(Dataset excerpts)
=====
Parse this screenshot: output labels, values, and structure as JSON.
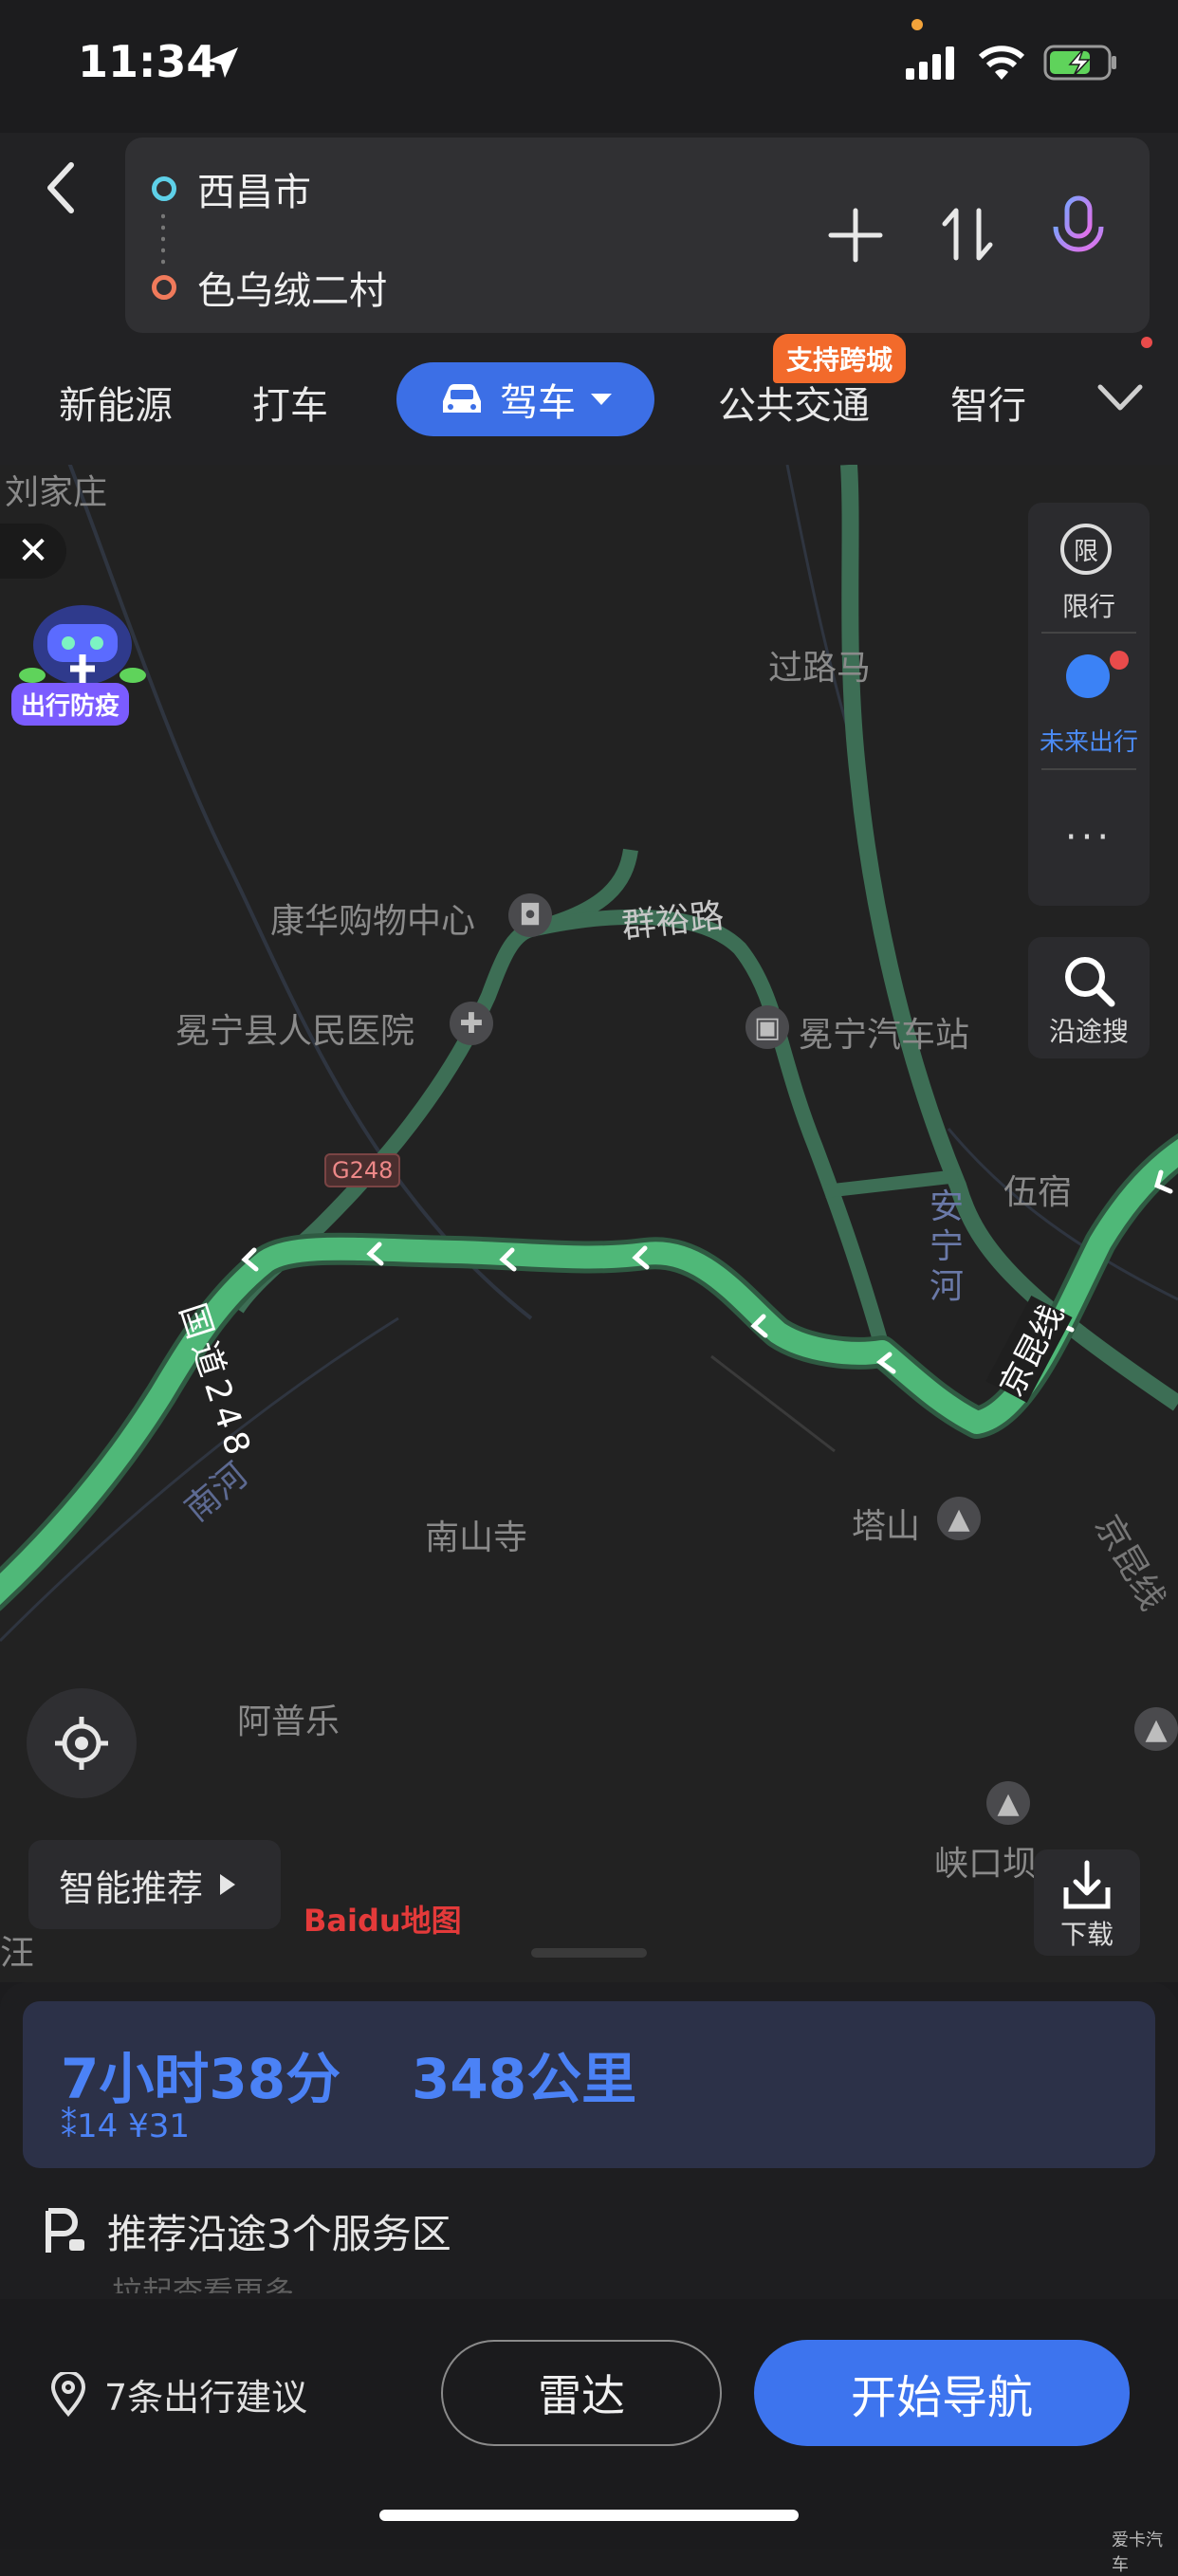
{
  "status": {
    "time": "11:34"
  },
  "route": {
    "origin": "西昌市",
    "destination": "色乌绒二村"
  },
  "tabs": [
    {
      "label": "新能源"
    },
    {
      "label": "打车"
    },
    {
      "label": "驾车"
    },
    {
      "label": "公共交通"
    },
    {
      "label": "智行"
    }
  ],
  "badge": {
    "cross_city": "支持跨城"
  },
  "map": {
    "labels": {
      "liujiazhuang": "刘家庄",
      "guoluma": "过路马",
      "kanghua": "康华购物中心",
      "qunyu": "群裕路",
      "hospital": "冕宁县人民医院",
      "bus_station": "冕宁汽车站",
      "g248": "G248",
      "wusu": "伍宿",
      "anning": "安宁河",
      "jingkun": "京昆线",
      "jingkun2": "京昆线",
      "guodao": "国道248",
      "nanhe": "南河",
      "nanshansi": "南山寺",
      "tashan": "塔山",
      "apule": "阿普乐",
      "xiakou": "峡口坝",
      "wang": "汪",
      "epidemic": "出行防疫"
    },
    "tools": {
      "restriction": "限行",
      "restriction_icon": "限",
      "future": "未来出行",
      "search_along": "沿途搜",
      "download": "下载",
      "smart": "智能推荐",
      "baidu": "Baidu地图"
    }
  },
  "summary": {
    "time": "7小时38分",
    "distance": "348公里",
    "traffic_lights": "14",
    "cost": "¥31",
    "service": "推荐沿途3个服务区",
    "more": "拉起查看更多"
  },
  "bottom": {
    "suggestions": "7条出行建议",
    "radar": "雷达",
    "navigate": "开始导航"
  },
  "watermark": "爱卡汽车"
}
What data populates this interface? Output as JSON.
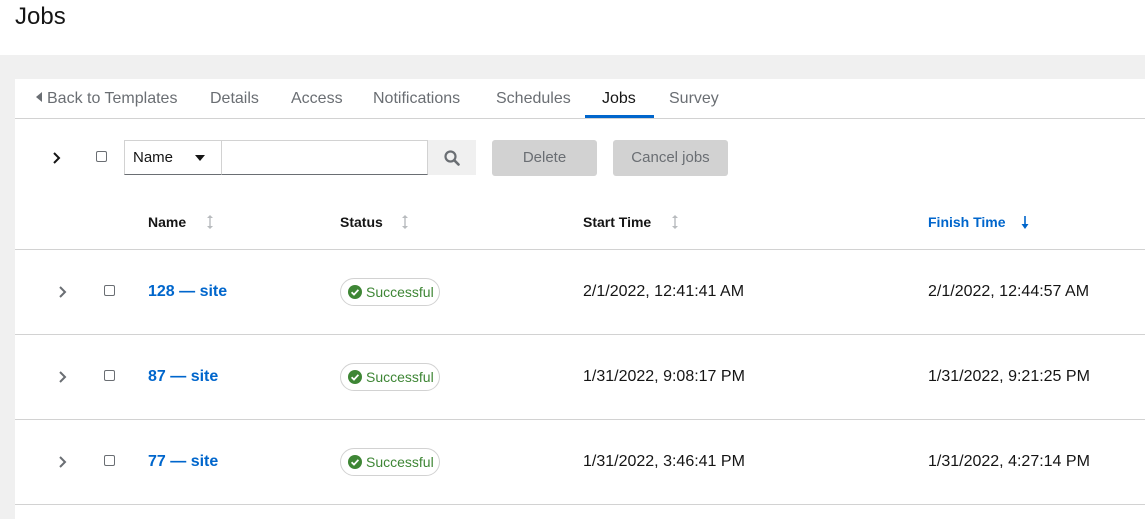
{
  "page": {
    "title": "Jobs"
  },
  "tabs": [
    {
      "label": "Back to Templates"
    },
    {
      "label": "Details"
    },
    {
      "label": "Access"
    },
    {
      "label": "Notifications"
    },
    {
      "label": "Schedules"
    },
    {
      "label": "Jobs",
      "active": true
    },
    {
      "label": "Survey"
    }
  ],
  "toolbar": {
    "filter_select": "Name",
    "search_value": "",
    "delete_label": "Delete",
    "cancel_jobs_label": "Cancel jobs"
  },
  "table": {
    "columns": [
      {
        "label": "Name"
      },
      {
        "label": "Status"
      },
      {
        "label": "Start Time"
      },
      {
        "label": "Finish Time",
        "sorted": "descending"
      }
    ],
    "rows": [
      {
        "name": "128 — site",
        "status": "Successful",
        "start_time": "2/1/2022, 12:41:41 AM",
        "finish_time": "2/1/2022, 12:44:57 AM"
      },
      {
        "name": "87 — site",
        "status": "Successful",
        "start_time": "1/31/2022, 9:08:17 PM",
        "finish_time": "1/31/2022, 9:21:25 PM"
      },
      {
        "name": "77 — site",
        "status": "Successful",
        "start_time": "1/31/2022, 3:46:41 PM",
        "finish_time": "1/31/2022, 4:27:14 PM"
      }
    ]
  },
  "colors": {
    "accent": "#0066cc",
    "success": "#3e8635",
    "border": "#d2d2d2"
  }
}
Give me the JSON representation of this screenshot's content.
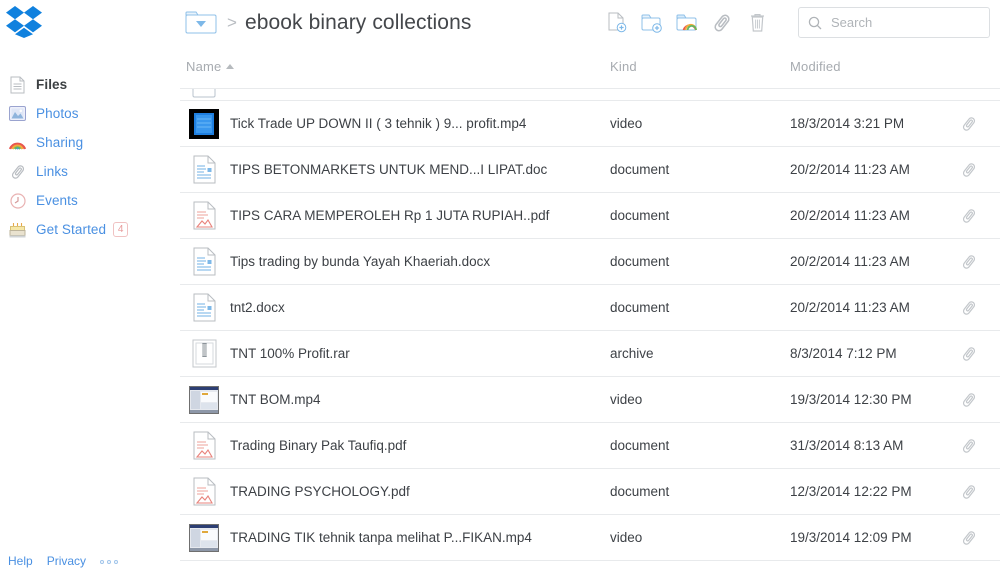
=====
**Written task**
Omit every picture, then repeat the remaining data exactly as it appears above.

**Result for this exercise**
Parse this screenshot: output labels, values, and structure as JSON.
{
  "status": {
    "time": "11:34"
  },
  "route": {
    "origin": "西昌市",
    "destination": "色乌绒二村"
  },
  "tabs": [
    {
      "label": "新能源"
    },
    {
      "label": "打车"
    },
    {
      "label": "驾车"
    },
    {
      "label": "公共交通"
    },
    {
      "label": "智行"
    }
  ],
  "badge": {
    "cross_city": "支持跨城"
  },
  "map": {
    "labels": {
      "liujiazhuang": "刘家庄",
      "guoluma": "过路马",
      "kanghua": "康华购物中心",
      "qunyu": "群裕路",
      "hospital": "冕宁县人民医院",
      "bus_station": "冕宁汽车站",
      "g248": "G248",
      "wusu": "伍宿",
      "anning": "安宁河",
      "jingkun": "京昆线",
      "jingkun2": "京昆线",
      "guodao": "国道248",
      "nanhe": "南河",
      "nanshansi": "南山寺",
      "tashan": "塔山",
      "apule": "阿普乐",
      "xiakou": "峡口坝",
      "wang": "汪",
      "epidemic": "出行防疫"
    },
    "tools": {
      "restriction": "限行",
      "restriction_icon": "限",
      "future": "未来出行",
      "search_along": "沿途搜",
      "download": "下载",
      "smart": "智能推荐",
      "baidu": "Baidu地图"
    }
  },
  "summary": {
    "time": "7小时38分",
    "distance": "348公里",
    "traffic_lights": "14",
    "cost": "¥31",
    "service": "推荐沿途3个服务区",
    "more": "拉起查看更多"
  },
  "bottom": {
    "suggestions": "7条出行建议",
    "radar": "雷达",
    "navigate": "开始导航"
  },
  "watermark": "爱卡汽车"
}
What data populates this interface? Output as JSON.
{
  "page": {
    "title": "Jobs"
  },
  "tabs": [
    {
      "label": "Back to Templates"
    },
    {
      "label": "Details"
    },
    {
      "label": "Access"
    },
    {
      "label": "Notifications"
    },
    {
      "label": "Schedules"
    },
    {
      "label": "Jobs",
      "active": true
    },
    {
      "label": "Survey"
    }
  ],
  "toolbar": {
    "filter_select": "Name",
    "search_value": "",
    "delete_label": "Delete",
    "cancel_jobs_label": "Cancel jobs"
  },
  "table": {
    "columns": [
      {
        "label": "Name"
      },
      {
        "label": "Status"
      },
      {
        "label": "Start Time"
      },
      {
        "label": "Finish Time",
        "sorted": "descending"
      }
    ],
    "rows": [
      {
        "name": "128 — site",
        "status": "Successful",
        "start_time": "2/1/2022, 12:41:41 AM",
        "finish_time": "2/1/2022, 12:44:57 AM"
      },
      {
        "name": "87 — site",
        "status": "Successful",
        "start_time": "1/31/2022, 9:08:17 PM",
        "finish_time": "1/31/2022, 9:21:25 PM"
      },
      {
        "name": "77 — site",
        "status": "Successful",
        "start_time": "1/31/2022, 3:46:41 PM",
        "finish_time": "1/31/2022, 4:27:14 PM"
      }
    ]
  },
  "colors": {
    "accent": "#0066cc",
    "success": "#3e8635",
    "border": "#d2d2d2"
  }
}
Give me the JSON representation of this screenshot's content.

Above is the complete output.